In [1]:
import os
import sys
from google.colab import drive
drive.mount('/content/drive')
import pandas as pd

Drive already mounted at /content/drive; to attempt to forcibly remount, call drive.mount("/content/drive", force_remount=True).


In [2]:
#Import data

sheet_url = "https://docs.google.com/spreadsheets/d/1_LWErSQCdNm2O1r7ZxszgblbXNbrIDu3eBBDvkaJ_C0/edit?gid=1349519076"
sheet_id = sheet_url.split("/d/")[1].split("/")[0]
csv_export_url = f"https://docs.google.com/spreadsheets/d/{sheet_id}/export?format=csv&gid=1349519076"
df = pd.read_csv(csv_export_url)
df.head()

Unnamed: 0,tweet_id,sentiment,content
0,1956967341,empty,@tiffanylue i know i was listenin to bad habi...
1,1956967666,sadness,Layin n bed with a headache ughhhh...waitin o...
2,1956967696,sadness,Funeral ceremony...gloomy friday...
3,1956967789,enthusiasm,wants to hang out with friends SOON!
4,1956968416,neutral,@dannycastillo We want to trade with someone w...


In [3]:
# remove user name
df = pd.DataFrame(df)

def content_reformat(text):
  tokens = text.split()
  if tokens and tokens[0].startswith('@'):
      tokens = tokens[1:]
  return ' '.join(tokens)

df['content'] = df['content'].apply(content_reformat)
df.head()

Unnamed: 0,tweet_id,sentiment,content
0,1956967341,empty,i know i was listenin to bad habit earlier and...
1,1956967666,sadness,Layin n bed with a headache ughhhh...waitin on...

════

_OBJECTIVE 1_
Return, unchanged, the part of the entries that opens with the line containing "- data-label: 8: [182, 270, 192, 291]" and closes with the line containing "- data-label: 87: [132, 130, 152, 151]", including both of those lines.

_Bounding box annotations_
════

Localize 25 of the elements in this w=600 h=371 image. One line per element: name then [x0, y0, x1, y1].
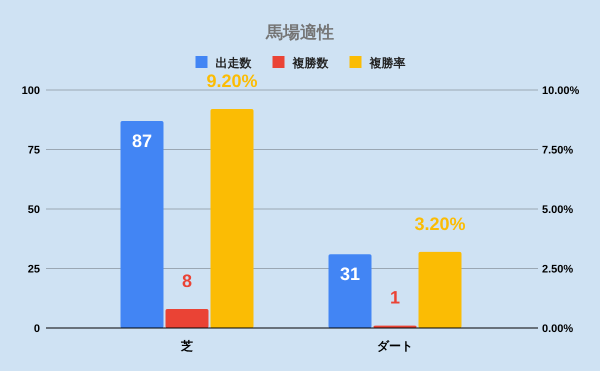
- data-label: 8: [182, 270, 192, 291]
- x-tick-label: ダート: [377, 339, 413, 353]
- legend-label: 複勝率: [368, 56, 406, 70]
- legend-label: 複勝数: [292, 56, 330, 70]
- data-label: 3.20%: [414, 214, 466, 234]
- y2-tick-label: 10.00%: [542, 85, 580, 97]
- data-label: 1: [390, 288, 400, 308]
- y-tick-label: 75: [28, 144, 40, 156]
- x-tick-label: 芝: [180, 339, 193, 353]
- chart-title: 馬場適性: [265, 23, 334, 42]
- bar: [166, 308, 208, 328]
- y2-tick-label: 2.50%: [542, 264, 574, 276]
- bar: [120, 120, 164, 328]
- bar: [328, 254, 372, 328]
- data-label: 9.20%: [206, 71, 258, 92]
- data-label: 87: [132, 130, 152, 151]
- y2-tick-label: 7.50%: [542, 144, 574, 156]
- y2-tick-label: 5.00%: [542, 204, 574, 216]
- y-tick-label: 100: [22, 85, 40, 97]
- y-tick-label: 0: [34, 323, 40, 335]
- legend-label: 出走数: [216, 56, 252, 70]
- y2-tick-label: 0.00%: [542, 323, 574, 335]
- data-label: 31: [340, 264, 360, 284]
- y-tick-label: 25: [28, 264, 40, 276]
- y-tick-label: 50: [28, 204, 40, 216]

════

_OBJECTIVE 2_
Take the notebook that loads and cleans the tweet sentiment data further, starting right after its last line.

_RESPONSE 1_
- data-label: 8: [182, 270, 192, 291]
- x-tick-label: ダート: [377, 339, 413, 353]
- legend-label: 複勝率: [368, 56, 406, 70]
- legend-label: 複勝数: [292, 56, 330, 70]
- data-label: 3.20%: [414, 214, 466, 234]
- y2-tick-label: 10.00%: [542, 85, 580, 97]
- data-label: 1: [390, 288, 400, 308]
- y-tick-label: 75: [28, 144, 40, 156]
- x-tick-label: 芝: [180, 339, 193, 353]
- chart-title: 馬場適性: [265, 23, 334, 42]
- bar: [166, 308, 208, 328]
- y2-tick-label: 2.50%: [542, 264, 574, 276]
- bar: [120, 120, 164, 328]
- bar: [328, 254, 372, 328]
- data-label: 9.20%: [206, 71, 258, 92]
- data-label: 87: [132, 130, 152, 151]

_RESPONSE 2_
2,1956967696,sadness,Funeral ceremony...gloomy friday...
3,1956967789,enthusiasm,wants to hang out with friends SOON!
4,1956968416,neutral,We want to trade with someone who has Houston ...


In [4]:
df_convert = df.copy()
# categorical labels
df_convert['sentiment_label'] = df_convert['sentiment'].astype('category').cat.codes
# map to original content for refernce
map_label = dict(enumerate(df_convert['sentiment'].astype('category').cat.categories))
df_convert['sentiment'] = df_convert['sentiment_label'].map(map_label)
df_convert.head()

Unnamed: 0,tweet_id,sentiment,content,sentiment_label
0,1956967341,empty,i know i was listenin to bad habit earlier and...,2
1,1956967666,sadness,Layin n bed with a headache ughhhh...waitin on...,10
2,1956967696,sadness,Funeral ceremony...gloomy friday...,10
3,1956967789,enthusiasm,wants to hang out with friends SOON!,3
4,1956968416,neutral,We want to trade with someone who has Houston ...,8


In [5]:
import torch, math, random, itertools
import torch.nn as nn
import torch.nn.functional as F
from torch.utils.data import TensorDataset, DataLoader, RandomSampler, SequentialSampler
from transformers import AutoTokenizer, AutoModelForSequenceClassification, Trainer, TrainingArguments, RobertaTokenizer, RobertaModel, RobertaForSequenceClassification

In [12]:
seed = 21
random.seed(seed)
torch.manual_seed(seed)
torch.cuda.manual_seed(seed)

In [13]:
#  Input: list, Output:
sentence = df_convert['content'].tolist()
label = df_convert['sentiment_label'].tolist()
len(sentence), len(label)
# sentence[0]
sentence[2], label[2]

('Funeral ceremony...gloomy friday...', 10)

In [15]:
from sklearn.model_selection import train_test_split

In [16]:
train_input, test_input, train_labels, test_labels = train_test_split(
    sentence, label, test_size = 0.2, random_state = 21)

In [17]:
# tokenization
tokenizer = AutoTokenizer.from_pretrained("roberta-base")
tokenizer_train = tokenizer(
    train_input,
    padding = True,
    truncation = True,
    return_tensors = 'pt',
    max_length = 128
)
tokenizer_test = tokenizer(
    test_input,
    padding = True,
    truncation = True,
    return_tensors = 'pt',
    max_length = 128
)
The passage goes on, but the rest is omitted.